• EXERCISE BRIEF
Copy every line with the string "name" in it.

Figure data in JSON:
+===+

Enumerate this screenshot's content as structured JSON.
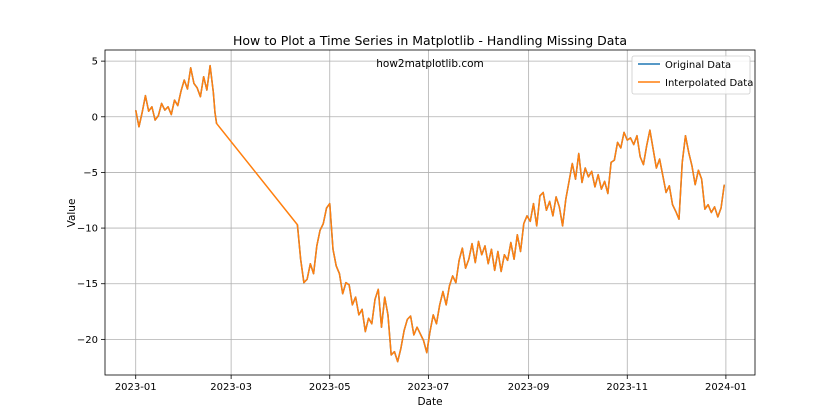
{
  "chart_data": {
    "type": "line",
    "title": "How to Plot a Time Series in Matplotlib - Handling Missing Data",
    "annotation": "how2matplotlib.com",
    "xlabel": "Date",
    "ylabel": "Value",
    "grid": true,
    "legend_position": "top-right",
    "xlim": [
      "2022-12-13",
      "2024-01-19"
    ],
    "ylim": [
      -23.2,
      6.0
    ],
    "x_ticks": [
      {
        "value": "2023-01-01",
        "label": "2023-01"
      },
      {
        "value": "2023-03-01",
        "label": "2023-03"
      },
      {
        "value": "2023-05-01",
        "label": "2023-05"
      },
      {
        "value": "2023-07-01",
        "label": "2023-07"
      },
      {
        "value": "2023-09-01",
        "label": "2023-09"
      },
      {
        "value": "2023-11-01",
        "label": "2023-11"
      },
      {
        "value": "2024-01-01",
        "label": "2024-01"
      }
    ],
    "y_ticks": [
      5,
      0,
      -5,
      -10,
      -15,
      -20
    ],
    "colors": {
      "original": "#1f77b4",
      "interpolated": "#ff7f0e",
      "grid": "#b0b0b0"
    },
    "series": [
      {
        "name": "Original Data",
        "color": "#1f77b4",
        "points": [
          [
            "2023-01-01",
            0.6
          ],
          [
            "2023-01-03",
            -0.9
          ],
          [
            "2023-01-05",
            0.4
          ],
          [
            "2023-01-07",
            1.9
          ],
          [
            "2023-01-09",
            0.5
          ],
          [
            "2023-01-11",
            0.9
          ],
          [
            "2023-01-13",
            -0.3
          ],
          [
            "2023-01-15",
            0.1
          ],
          [
            "2023-01-17",
            1.2
          ],
          [
            "2023-01-19",
            0.6
          ],
          [
            "2023-01-21",
            0.9
          ],
          [
            "2023-01-23",
            0.2
          ],
          [
            "2023-01-25",
            1.5
          ],
          [
            "2023-01-27",
            1.0
          ],
          [
            "2023-01-29",
            2.3
          ],
          [
            "2023-01-31",
            3.3
          ],
          [
            "2023-02-02",
            2.5
          ],
          [
            "2023-02-04",
            4.4
          ],
          [
            "2023-02-06",
            3.0
          ],
          [
            "2023-02-08",
            2.6
          ],
          [
            "2023-02-10",
            1.8
          ],
          [
            "2023-02-12",
            3.6
          ],
          [
            "2023-02-14",
            2.4
          ],
          [
            "2023-02-16",
            4.6
          ],
          [
            "2023-02-18",
            2.2
          ],
          [
            "2023-02-19",
            0.4
          ],
          [
            "2023-02-20",
            -0.6
          ],
          null,
          [
            "2023-04-11",
            -9.7
          ],
          [
            "2023-04-13",
            -12.8
          ],
          [
            "2023-04-15",
            -14.9
          ],
          [
            "2023-04-17",
            -14.6
          ],
          [
            "2023-04-19",
            -13.2
          ],
          [
            "2023-04-21",
            -14.1
          ],
          [
            "2023-04-23",
            -11.6
          ],
          [
            "2023-04-25",
            -10.2
          ],
          [
            "2023-04-27",
            -9.6
          ],
          [
            "2023-04-29",
            -8.2
          ],
          [
            "2023-05-01",
            -7.8
          ],
          [
            "2023-05-03",
            -11.9
          ],
          [
            "2023-05-05",
            -13.4
          ],
          [
            "2023-05-07",
            -14.1
          ],
          [
            "2023-05-09",
            -15.9
          ],
          [
            "2023-05-11",
            -14.9
          ],
          [
            "2023-05-13",
            -15.1
          ],
          [
            "2023-05-15",
            -16.9
          ],
          [
            "2023-05-17",
            -16.2
          ],
          [
            "2023-05-19",
            -17.8
          ],
          [
            "2023-05-21",
            -17.3
          ],
          [
            "2023-05-23",
            -19.3
          ],
          [
            "2023-05-25",
            -18.1
          ],
          [
            "2023-05-27",
            -18.6
          ],
          [
            "2023-05-29",
            -16.4
          ],
          [
            "2023-05-31",
            -15.5
          ],
          [
            "2023-06-02",
            -18.9
          ],
          [
            "2023-06-04",
            -16.2
          ],
          [
            "2023-06-06",
            -17.8
          ],
          [
            "2023-06-08",
            -21.4
          ],
          [
            "2023-06-10",
            -21.1
          ],
          [
            "2023-06-12",
            -22.0
          ],
          [
            "2023-06-14",
            -20.8
          ],
          [
            "2023-06-16",
            -19.2
          ],
          [
            "2023-06-18",
            -18.2
          ],
          [
            "2023-06-20",
            -17.9
          ],
          [
            "2023-06-22",
            -19.6
          ],
          [
            "2023-06-24",
            -18.9
          ],
          [
            "2023-06-26",
            -19.5
          ],
          [
            "2023-06-28",
            -20.1
          ],
          [
            "2023-06-30",
            -21.2
          ],
          [
            "2023-07-02",
            -19.3
          ],
          [
            "2023-07-04",
            -17.8
          ],
          [
            "2023-07-06",
            -18.6
          ],
          [
            "2023-07-08",
            -16.9
          ],
          [
            "2023-07-10",
            -15.7
          ],
          [
            "2023-07-12",
            -16.9
          ],
          [
            "2023-07-14",
            -15.2
          ],
          [
            "2023-07-16",
            -14.3
          ],
          [
            "2023-07-18",
            -14.9
          ],
          [
            "2023-07-20",
            -12.9
          ],
          [
            "2023-07-22",
            -11.8
          ],
          [
            "2023-07-24",
            -13.6
          ],
          [
            "2023-07-26",
            -12.8
          ],
          [
            "2023-07-28",
            -11.4
          ],
          [
            "2023-07-30",
            -13.1
          ],
          [
            "2023-08-01",
            -11.2
          ],
          [
            "2023-08-03",
            -12.4
          ],
          [
            "2023-08-05",
            -11.6
          ],
          [
            "2023-08-07",
            -13.2
          ],
          [
            "2023-08-09",
            -11.9
          ],
          [
            "2023-08-11",
            -13.8
          ],
          [
            "2023-08-13",
            -12.1
          ],
          [
            "2023-08-15",
            -13.9
          ],
          [
            "2023-08-17",
            -12.4
          ],
          [
            "2023-08-19",
            -12.9
          ],
          [
            "2023-08-21",
            -11.3
          ],
          [
            "2023-08-23",
            -12.8
          ],
          [
            "2023-08-25",
            -10.6
          ],
          [
            "2023-08-27",
            -12.1
          ],
          [
            "2023-08-29",
            -9.6
          ],
          [
            "2023-08-31",
            -8.9
          ],
          [
            "2023-09-02",
            -9.4
          ],
          [
            "2023-09-04",
            -7.8
          ],
          [
            "2023-09-06",
            -9.8
          ],
          [
            "2023-09-08",
            -7.1
          ],
          [
            "2023-09-10",
            -6.8
          ],
          [
            "2023-09-12",
            -8.4
          ],
          [
            "2023-09-14",
            -7.6
          ],
          [
            "2023-09-16",
            -8.9
          ],
          [
            "2023-09-18",
            -7.2
          ],
          [
            "2023-09-20",
            -8.1
          ],
          [
            "2023-09-22",
            -9.8
          ],
          [
            "2023-09-24",
            -7.4
          ],
          [
            "2023-09-26",
            -5.8
          ],
          [
            "2023-09-28",
            -4.2
          ],
          [
            "2023-09-30",
            -5.6
          ],
          [
            "2023-10-02",
            -3.3
          ],
          [
            "2023-10-04",
            -5.9
          ],
          [
            "2023-10-06",
            -4.6
          ],
          [
            "2023-10-08",
            -5.4
          ],
          [
            "2023-10-10",
            -4.9
          ],
          [
            "2023-10-12",
            -6.3
          ],
          [
            "2023-10-14",
            -5.2
          ],
          [
            "2023-10-16",
            -6.5
          ],
          [
            "2023-10-18",
            -5.8
          ],
          [
            "2023-10-20",
            -6.9
          ],
          [
            "2023-10-22",
            -4.1
          ],
          [
            "2023-10-24",
            -3.9
          ],
          [
            "2023-10-26",
            -2.3
          ],
          [
            "2023-10-28",
            -2.8
          ],
          [
            "2023-10-30",
            -1.4
          ],
          [
            "2023-11-01",
            -2.1
          ],
          [
            "2023-11-03",
            -1.9
          ],
          [
            "2023-11-05",
            -2.5
          ],
          [
            "2023-11-07",
            -1.7
          ],
          [
            "2023-11-09",
            -3.6
          ],
          [
            "2023-11-11",
            -4.3
          ],
          [
            "2023-11-13",
            -2.6
          ],
          [
            "2023-11-15",
            -1.2
          ],
          [
            "2023-11-17",
            -2.9
          ],
          [
            "2023-11-19",
            -4.6
          ],
          [
            "2023-11-21",
            -3.8
          ],
          [
            "2023-11-23",
            -5.3
          ],
          [
            "2023-11-25",
            -6.8
          ],
          [
            "2023-11-27",
            -6.2
          ],
          [
            "2023-11-29",
            -7.9
          ],
          [
            "2023-12-01",
            -8.5
          ],
          [
            "2023-12-03",
            -9.2
          ],
          [
            "2023-12-05",
            -4.1
          ],
          [
            "2023-12-07",
            -1.7
          ],
          [
            "2023-12-09",
            -3.2
          ],
          [
            "2023-12-11",
            -4.4
          ],
          [
            "2023-12-13",
            -6.1
          ],
          [
            "2023-12-15",
            -4.8
          ],
          [
            "2023-12-17",
            -5.6
          ],
          [
            "2023-12-19",
            -8.3
          ],
          [
            "2023-12-21",
            -7.9
          ],
          [
            "2023-12-23",
            -8.6
          ],
          [
            "2023-12-25",
            -8.1
          ],
          [
            "2023-12-27",
            -9.0
          ],
          [
            "2023-12-29",
            -8.2
          ],
          [
            "2023-12-31",
            -6.1
          ]
        ]
      },
      {
        "name": "Interpolated Data",
        "color": "#ff7f0e",
        "interpolated_gap": [
          [
            "2023-02-20",
            -0.6
          ],
          [
            "2023-04-11",
            -9.7
          ]
        ]
      }
    ]
  }
}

+===+

• PROBLEM SOLUTION
        "name": "Original Data",
        "name": "Interpolated Data",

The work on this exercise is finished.